§ Short problem
Retype all material exactly. Pictures stay out of the copy.

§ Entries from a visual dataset

** Start **

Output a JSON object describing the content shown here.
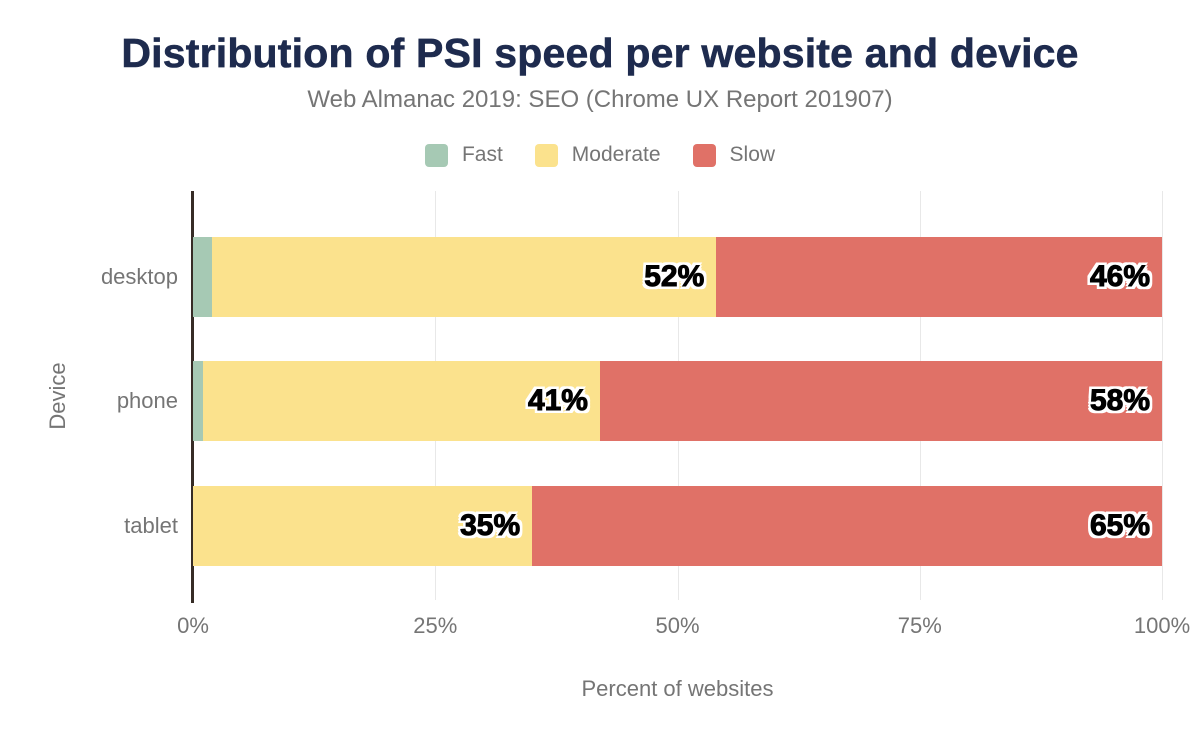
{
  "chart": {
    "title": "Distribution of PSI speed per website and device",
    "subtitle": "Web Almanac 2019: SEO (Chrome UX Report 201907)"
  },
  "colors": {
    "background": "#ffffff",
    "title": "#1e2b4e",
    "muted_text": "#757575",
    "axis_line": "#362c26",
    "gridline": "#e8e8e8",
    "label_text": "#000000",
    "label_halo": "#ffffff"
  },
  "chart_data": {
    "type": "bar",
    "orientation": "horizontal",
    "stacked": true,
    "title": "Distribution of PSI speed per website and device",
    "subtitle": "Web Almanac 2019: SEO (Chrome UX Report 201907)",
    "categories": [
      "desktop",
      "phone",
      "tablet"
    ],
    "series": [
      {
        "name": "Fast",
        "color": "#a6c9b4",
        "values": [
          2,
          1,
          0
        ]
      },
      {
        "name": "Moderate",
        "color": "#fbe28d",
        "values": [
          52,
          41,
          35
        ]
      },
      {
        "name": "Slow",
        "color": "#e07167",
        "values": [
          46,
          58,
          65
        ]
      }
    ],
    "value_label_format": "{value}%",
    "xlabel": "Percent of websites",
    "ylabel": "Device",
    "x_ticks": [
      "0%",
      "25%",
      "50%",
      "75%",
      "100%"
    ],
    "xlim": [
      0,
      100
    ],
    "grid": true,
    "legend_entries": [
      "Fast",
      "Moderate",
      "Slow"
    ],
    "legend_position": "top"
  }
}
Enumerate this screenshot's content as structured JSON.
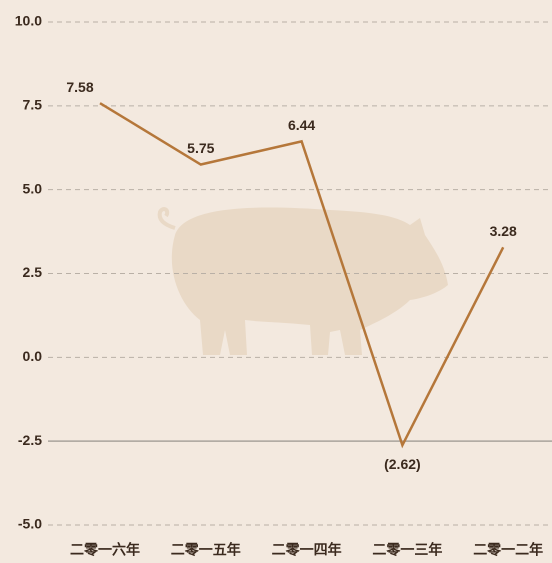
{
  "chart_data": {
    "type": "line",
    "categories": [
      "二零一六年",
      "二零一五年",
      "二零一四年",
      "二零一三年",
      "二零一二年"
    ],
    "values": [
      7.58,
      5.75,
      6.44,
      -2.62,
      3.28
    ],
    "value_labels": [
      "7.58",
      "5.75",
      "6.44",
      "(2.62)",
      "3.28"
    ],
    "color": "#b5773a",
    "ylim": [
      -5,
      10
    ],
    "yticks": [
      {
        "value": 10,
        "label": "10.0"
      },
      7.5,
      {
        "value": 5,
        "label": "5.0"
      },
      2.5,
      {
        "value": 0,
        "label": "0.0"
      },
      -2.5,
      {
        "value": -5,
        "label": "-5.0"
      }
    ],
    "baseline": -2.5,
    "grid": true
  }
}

** End **

§ Result of the exercise
Output a JSON object describing the content shown here.
{
  "chart": {
    "title": "Distribution of PSI speed per website and device",
    "subtitle": "Web Almanac 2019: SEO (Chrome UX Report 201907)"
  },
  "colors": {
    "background": "#ffffff",
    "title": "#1e2b4e",
    "muted_text": "#757575",
    "axis_line": "#362c26",
    "gridline": "#e8e8e8",
    "label_text": "#000000",
    "label_halo": "#ffffff"
  },
  "chart_data": {
    "type": "bar",
    "orientation": "horizontal",
    "stacked": true,
    "title": "Distribution of PSI speed per website and device",
    "subtitle": "Web Almanac 2019: SEO (Chrome UX Report 201907)",
    "categories": [
      "desktop",
      "phone",
      "tablet"
    ],
    "series": [
      {
        "name": "Fast",
        "color": "#a6c9b4",
        "values": [
          2,
          1,
          0
        ]
      },
      {
        "name": "Moderate",
        "color": "#fbe28d",
        "values": [
          52,
          41,
          35
        ]
      },
      {
        "name": "Slow",
        "color": "#e07167",
        "values": [
          46,
          58,
          65
        ]
      }
    ],
    "value_label_format": "{value}%",
    "xlabel": "Percent of websites",
    "ylabel": "Device",
    "x_ticks": [
      "0%",
      "25%",
      "50%",
      "75%",
      "100%"
    ],
    "xlim": [
      0,
      100
    ],
    "grid": true,
    "legend_entries": [
      "Fast",
      "Moderate",
      "Slow"
    ],
    "legend_position": "top"
  }
}
Enumerate this screenshot's content as structured JSON.
{
  "chart_data": {
    "type": "line",
    "categories": [
      "二零一六年",
      "二零一五年",
      "二零一四年",
      "二零一三年",
      "二零一二年"
    ],
    "values": [
      7.58,
      5.75,
      6.44,
      -2.62,
      3.28
    ],
    "value_labels": [
      "7.58",
      "5.75",
      "6.44",
      "(2.62)",
      "3.28"
    ],
    "color": "#b5773a",
    "ylim": [
      -5,
      10
    ],
    "yticks": [
      {
        "value": 10,
        "label": "10.0"
      },
      7.5,
      {
        "value": 5,
        "label": "5.0"
      },
      2.5,
      {
        "value": 0,
        "label": "0.0"
      },
      -2.5,
      {
        "value": -5,
        "label": "-5.0"
      }
    ],
    "baseline": -2.5,
    "grid": true
  }
}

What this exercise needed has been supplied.